◆ Direction
Copy every line of the records word for word, and leave the pictures out of your answer.

- - -

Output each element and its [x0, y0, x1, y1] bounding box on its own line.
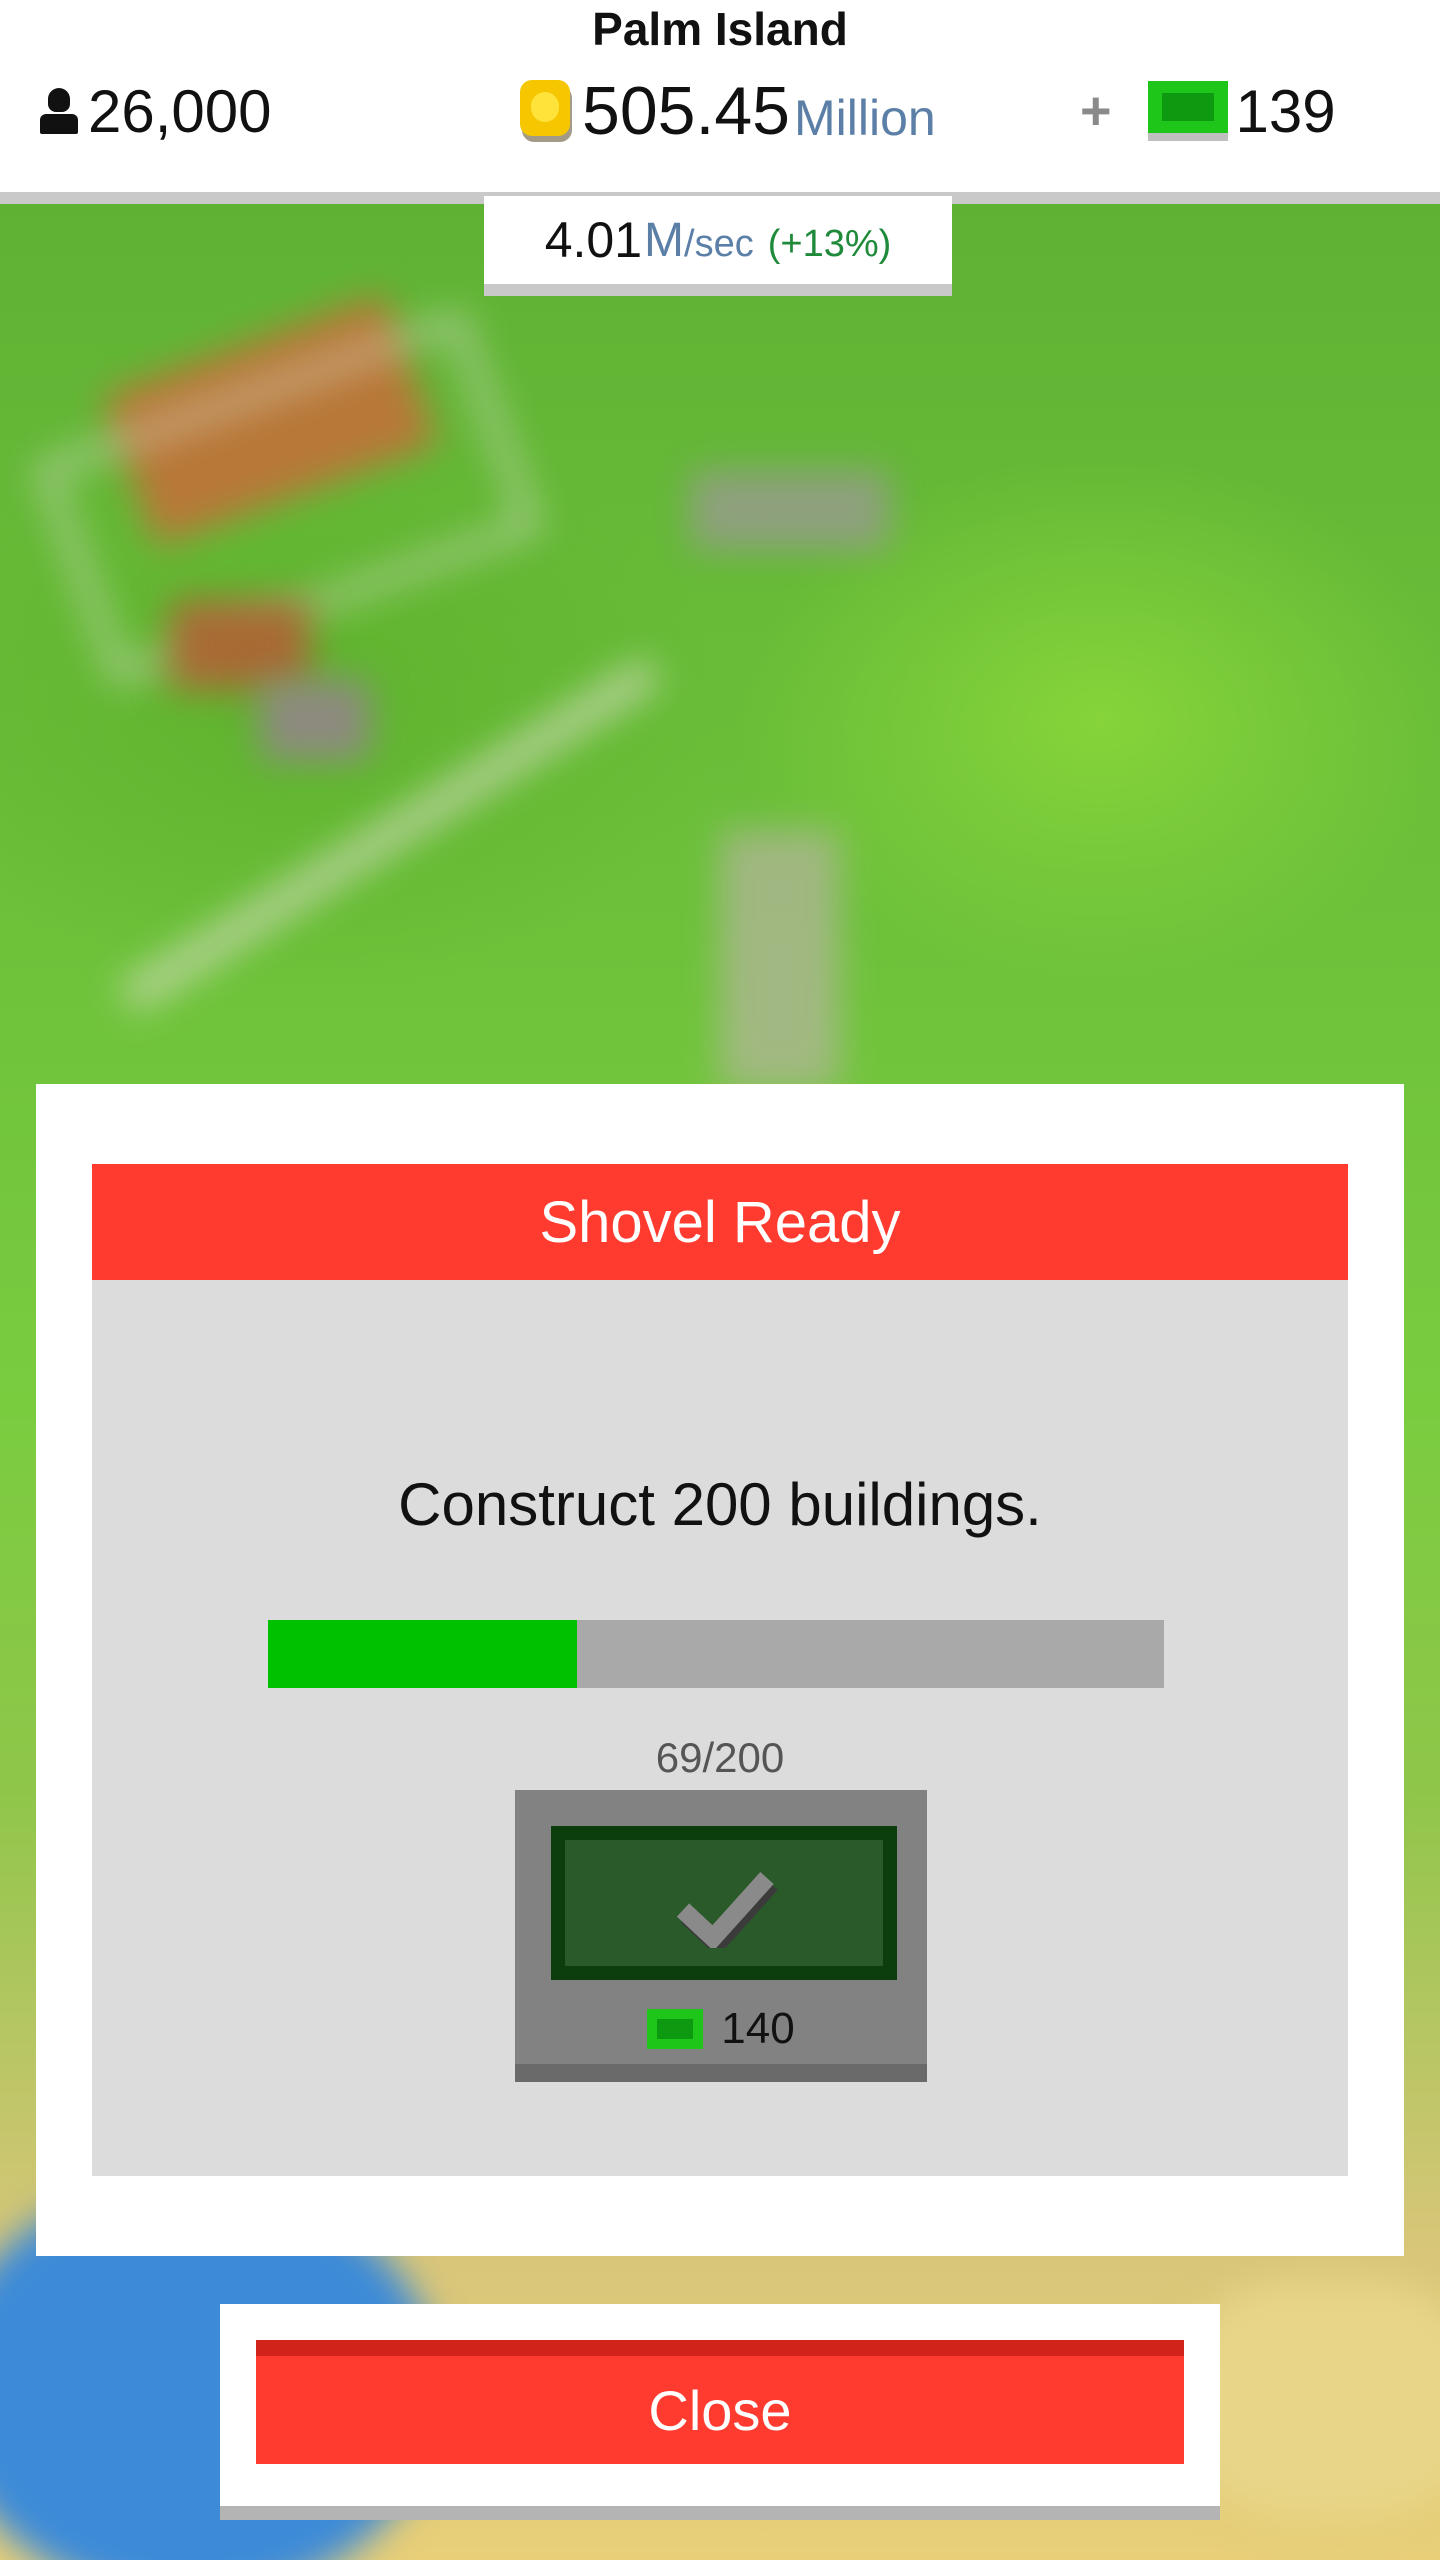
achievement-title: Shovel Ready	[92, 1164, 1348, 1280]
achievement-progress-fill	[268, 1620, 578, 1688]
achievement-progress-bar	[268, 1620, 1164, 1688]
claim-reward-button[interactable]: 140	[515, 1790, 927, 2082]
money-counter: 505.45 Million	[520, 73, 936, 149]
gems-counter: + 139	[1080, 76, 1336, 146]
person-icon	[36, 86, 82, 136]
income-rate-value: 4.01	[544, 212, 643, 268]
gem-icon	[1147, 81, 1228, 141]
gem-icon	[647, 2009, 704, 2049]
checkmark-icon	[676, 1871, 778, 1948]
claim-button-face	[551, 1826, 897, 1980]
income-rate-bonus: (+13%)	[767, 222, 892, 265]
close-button-frame: Close	[220, 2304, 1220, 2520]
income-rate-unit: M	[644, 213, 685, 267]
plus-icon[interactable]: +	[1080, 80, 1112, 142]
population-counter: 26,000	[36, 76, 272, 146]
income-rate-per-sec: /sec	[684, 222, 754, 265]
island-name: Palm Island	[592, 3, 848, 55]
achievement-progress-text: 69/200	[655, 1734, 785, 1781]
population-value: 26,000	[88, 77, 272, 145]
achievement-panel: Shovel Ready Construct 200 buildings. 69…	[92, 1164, 1348, 2176]
top-hud: Palm Island 26,000 505.45 Million + 139	[0, 0, 1440, 204]
coin-icon	[520, 80, 574, 142]
reward-gems-value: 140	[721, 2004, 795, 2053]
money-unit: Million	[793, 90, 936, 146]
close-button[interactable]: Close	[256, 2340, 1184, 2464]
achievement-description: Construct 200 buildings.	[398, 1471, 1042, 1538]
income-rate-tab: 4.01 M /sec (+13%)	[484, 196, 952, 296]
claim-reward: 140	[515, 1996, 927, 2062]
achievement-dialog: Shovel Ready Construct 200 buildings. 69…	[36, 1084, 1404, 2256]
money-value: 505.45	[582, 73, 790, 149]
gems-value: 139	[1235, 77, 1336, 145]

- - -

◆ Reply
Output each element and its [x0, y0, x1, y1] bounding box on its own line.
achievement-title: Shovel Ready	[92, 1164, 1348, 1280]
achievement-progress-fill	[268, 1620, 578, 1688]
achievement-progress-bar	[268, 1620, 1164, 1688]
claim-reward-button[interactable]: 140	[515, 1790, 927, 2082]
money-counter: 505.45 Million	[520, 73, 936, 149]
gems-counter: + 139	[1080, 76, 1336, 146]
person-icon	[36, 86, 82, 136]
income-rate-value: 4.01	[544, 212, 643, 268]
gem-icon	[1147, 81, 1228, 141]
gem-icon	[647, 2009, 704, 2049]
checkmark-icon	[676, 1871, 778, 1948]
claim-button-face	[551, 1826, 897, 1980]
income-rate-bonus: (+13%)	[767, 222, 892, 265]
close-button-frame: Close	[220, 2304, 1220, 2520]
income-rate-unit: M	[644, 213, 685, 267]
plus-icon[interactable]: +	[1080, 80, 1112, 142]
population-counter: 26,000	[36, 76, 272, 146]
income-rate-per-sec: /sec	[684, 222, 754, 265]
island-name: Palm Island	[592, 3, 848, 55]
achievement-progress-text: 69/200	[655, 1734, 785, 1781]
population-value: 26,000	[88, 77, 272, 145]
achievement-panel: Shovel Ready Construct 200 buildings. 69…	[92, 1164, 1348, 2176]
top-hud: Palm Island 26,000 505.45 Million + 139	[0, 0, 1440, 204]
coin-icon	[520, 80, 574, 142]
reward-gems-value: 140	[721, 2004, 795, 2053]
money-unit: Million	[793, 90, 936, 146]
close-button[interactable]: Close	[256, 2340, 1184, 2464]
achievement-description: Construct 200 buildings.	[398, 1471, 1042, 1538]
income-rate-tab: 4.01 M /sec (+13%)	[484, 196, 952, 296]
claim-reward: 140	[515, 1996, 927, 2062]
achievement-dialog: Shovel Ready Construct 200 buildings. 69…	[36, 1084, 1404, 2256]
money-value: 505.45	[582, 73, 790, 149]
gems-value: 139	[1235, 77, 1336, 145]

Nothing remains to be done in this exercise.